What is asked
Extract the lines that hold the string "ylabel".
[Start Supplied data]
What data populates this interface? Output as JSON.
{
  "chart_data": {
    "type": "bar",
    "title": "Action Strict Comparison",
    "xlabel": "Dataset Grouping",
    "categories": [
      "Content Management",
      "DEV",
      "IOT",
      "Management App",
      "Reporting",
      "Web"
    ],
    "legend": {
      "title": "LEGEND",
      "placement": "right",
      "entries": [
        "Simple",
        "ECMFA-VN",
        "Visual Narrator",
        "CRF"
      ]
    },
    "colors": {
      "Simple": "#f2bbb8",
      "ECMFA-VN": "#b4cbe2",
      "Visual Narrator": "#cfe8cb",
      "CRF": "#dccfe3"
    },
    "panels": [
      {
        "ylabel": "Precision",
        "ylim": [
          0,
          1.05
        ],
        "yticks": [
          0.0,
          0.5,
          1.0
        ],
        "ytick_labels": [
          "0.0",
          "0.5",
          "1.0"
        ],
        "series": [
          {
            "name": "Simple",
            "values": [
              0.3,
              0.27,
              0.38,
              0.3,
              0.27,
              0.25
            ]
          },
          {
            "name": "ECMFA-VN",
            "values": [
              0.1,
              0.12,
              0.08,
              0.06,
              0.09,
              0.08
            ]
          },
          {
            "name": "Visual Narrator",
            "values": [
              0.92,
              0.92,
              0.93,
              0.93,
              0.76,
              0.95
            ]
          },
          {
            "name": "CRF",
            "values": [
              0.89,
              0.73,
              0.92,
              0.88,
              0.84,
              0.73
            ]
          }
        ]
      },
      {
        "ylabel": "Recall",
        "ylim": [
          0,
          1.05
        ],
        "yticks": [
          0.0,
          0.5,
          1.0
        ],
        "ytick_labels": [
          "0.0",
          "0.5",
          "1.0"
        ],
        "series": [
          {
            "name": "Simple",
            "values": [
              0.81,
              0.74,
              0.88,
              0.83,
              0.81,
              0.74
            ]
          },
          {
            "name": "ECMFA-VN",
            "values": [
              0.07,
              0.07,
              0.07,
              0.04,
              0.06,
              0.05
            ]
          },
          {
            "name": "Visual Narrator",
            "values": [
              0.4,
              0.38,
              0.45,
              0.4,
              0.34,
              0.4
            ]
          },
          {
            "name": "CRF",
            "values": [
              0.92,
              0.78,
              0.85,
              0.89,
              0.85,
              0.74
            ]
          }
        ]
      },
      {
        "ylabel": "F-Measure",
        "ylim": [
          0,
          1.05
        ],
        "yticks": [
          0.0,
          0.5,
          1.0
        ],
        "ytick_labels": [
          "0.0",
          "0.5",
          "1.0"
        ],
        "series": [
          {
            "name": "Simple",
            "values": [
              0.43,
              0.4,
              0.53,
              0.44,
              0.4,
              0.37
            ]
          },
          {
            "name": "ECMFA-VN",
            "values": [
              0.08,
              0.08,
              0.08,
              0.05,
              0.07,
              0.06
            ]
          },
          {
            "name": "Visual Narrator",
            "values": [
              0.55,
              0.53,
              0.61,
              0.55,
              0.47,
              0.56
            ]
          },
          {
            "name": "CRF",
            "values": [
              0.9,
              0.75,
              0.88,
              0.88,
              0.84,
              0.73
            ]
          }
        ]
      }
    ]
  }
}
[End Supplied data]
Solution for this task
        "ylabel": "Precision",
        "ylabel": "Recall",
        "ylabel": "F-Measure",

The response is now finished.